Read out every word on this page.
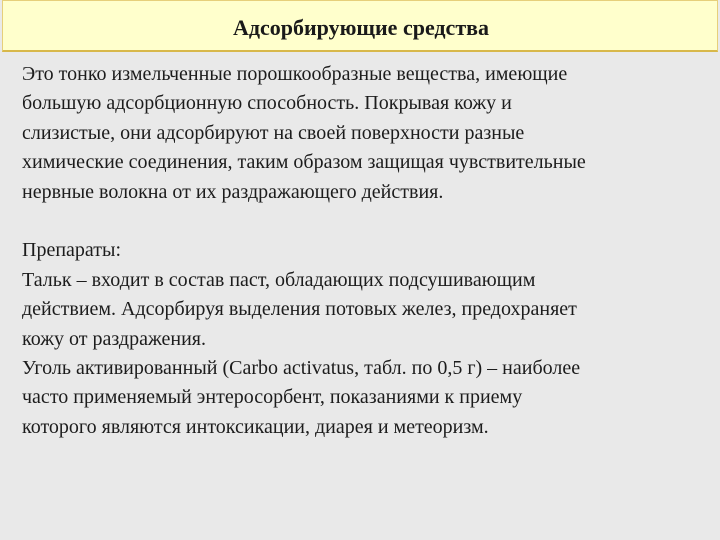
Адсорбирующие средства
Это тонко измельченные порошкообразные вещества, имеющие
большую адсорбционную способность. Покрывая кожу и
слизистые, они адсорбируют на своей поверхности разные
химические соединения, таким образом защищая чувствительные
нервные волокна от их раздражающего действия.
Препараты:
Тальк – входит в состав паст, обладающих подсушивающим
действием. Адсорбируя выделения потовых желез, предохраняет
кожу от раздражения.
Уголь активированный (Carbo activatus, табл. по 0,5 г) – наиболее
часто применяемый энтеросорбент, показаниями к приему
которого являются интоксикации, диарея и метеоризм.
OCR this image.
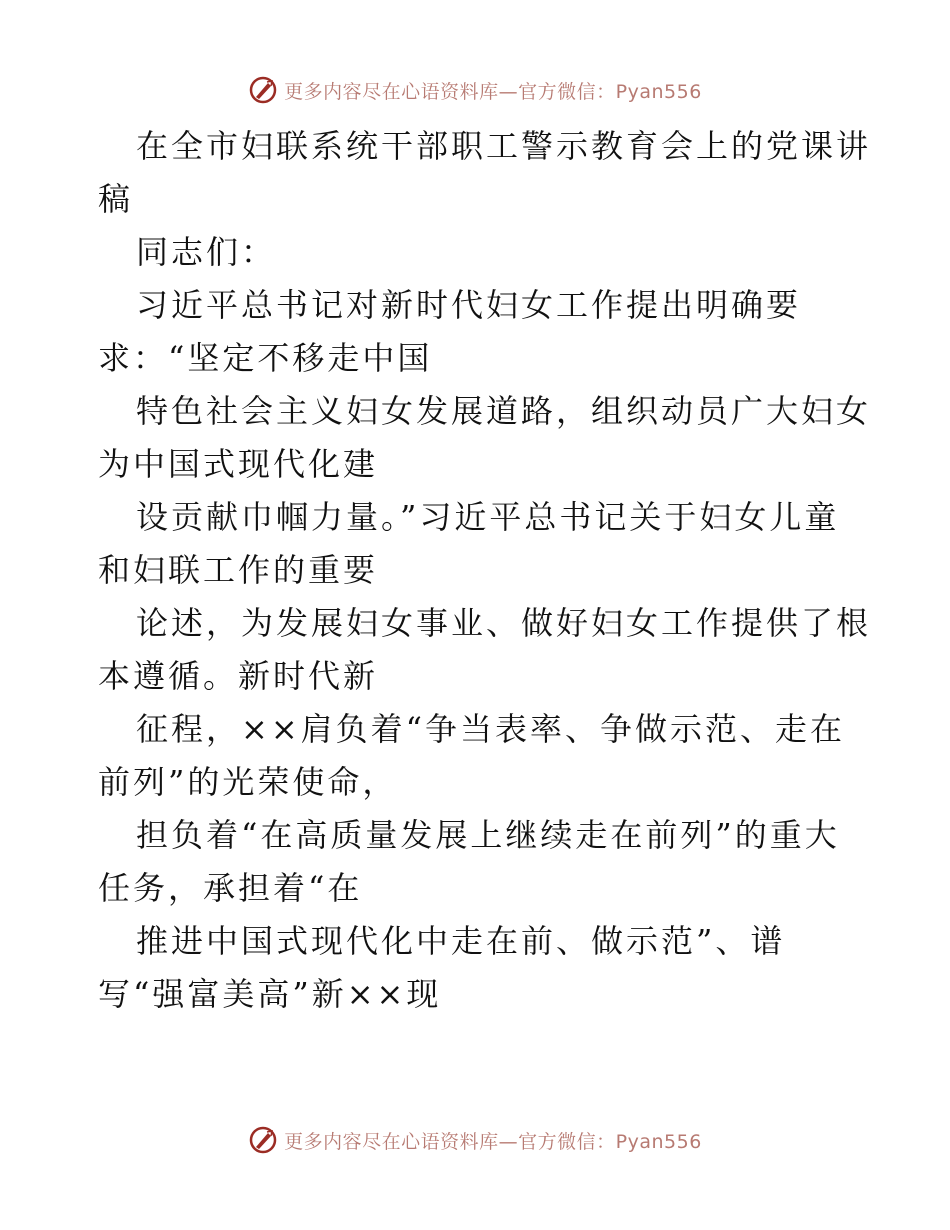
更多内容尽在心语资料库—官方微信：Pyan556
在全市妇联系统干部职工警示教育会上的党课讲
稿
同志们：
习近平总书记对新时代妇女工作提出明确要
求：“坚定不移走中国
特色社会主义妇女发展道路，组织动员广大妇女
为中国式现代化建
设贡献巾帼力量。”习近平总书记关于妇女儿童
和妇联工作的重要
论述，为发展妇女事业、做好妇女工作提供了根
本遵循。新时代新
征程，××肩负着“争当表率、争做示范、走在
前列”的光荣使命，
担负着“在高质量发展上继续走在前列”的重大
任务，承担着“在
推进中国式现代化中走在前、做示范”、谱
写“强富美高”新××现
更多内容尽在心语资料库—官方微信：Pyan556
:::::
» **Exercise task**
Transcribe every entry above exactly. Omit all pictures.

» **Answer to this task**
Read out every word on this page.
Адсорбирующие средства
Это тонко измельченные порошкообразные вещества, имеющие
большую адсорбционную способность. Покрывая кожу и
слизистые, они адсорбируют на своей поверхности разные
химические соединения, таким образом защищая чувствительные
нервные волокна от их раздражающего действия.
Препараты:
Тальк – входит в состав паст, обладающих подсушивающим
действием. Адсорбируя выделения потовых желез, предохраняет
кожу от раздражения.
Уголь активированный (Carbo activatus, табл. по 0,5 г) – наиболее
часто применяемый энтеросорбент, показаниями к приему
которого являются интоксикации, диарея и метеоризм.
OCR this image.
更多内容尽在心语资料库—官方微信：Pyan556
在全市妇联系统干部职工警示教育会上的党课讲
稿
同志们：
习近平总书记对新时代妇女工作提出明确要
求：“坚定不移走中国
特色社会主义妇女发展道路，组织动员广大妇女
为中国式现代化建
设贡献巾帼力量。”习近平总书记关于妇女儿童
和妇联工作的重要
论述，为发展妇女事业、做好妇女工作提供了根
本遵循。新时代新
征程，××肩负着“争当表率、争做示范、走在
前列”的光荣使命，
担负着“在高质量发展上继续走在前列”的重大
任务，承担着“在
推进中国式现代化中走在前、做示范”、谱
写“强富美高”新××现
更多内容尽在心语资料库—官方微信：Pyan556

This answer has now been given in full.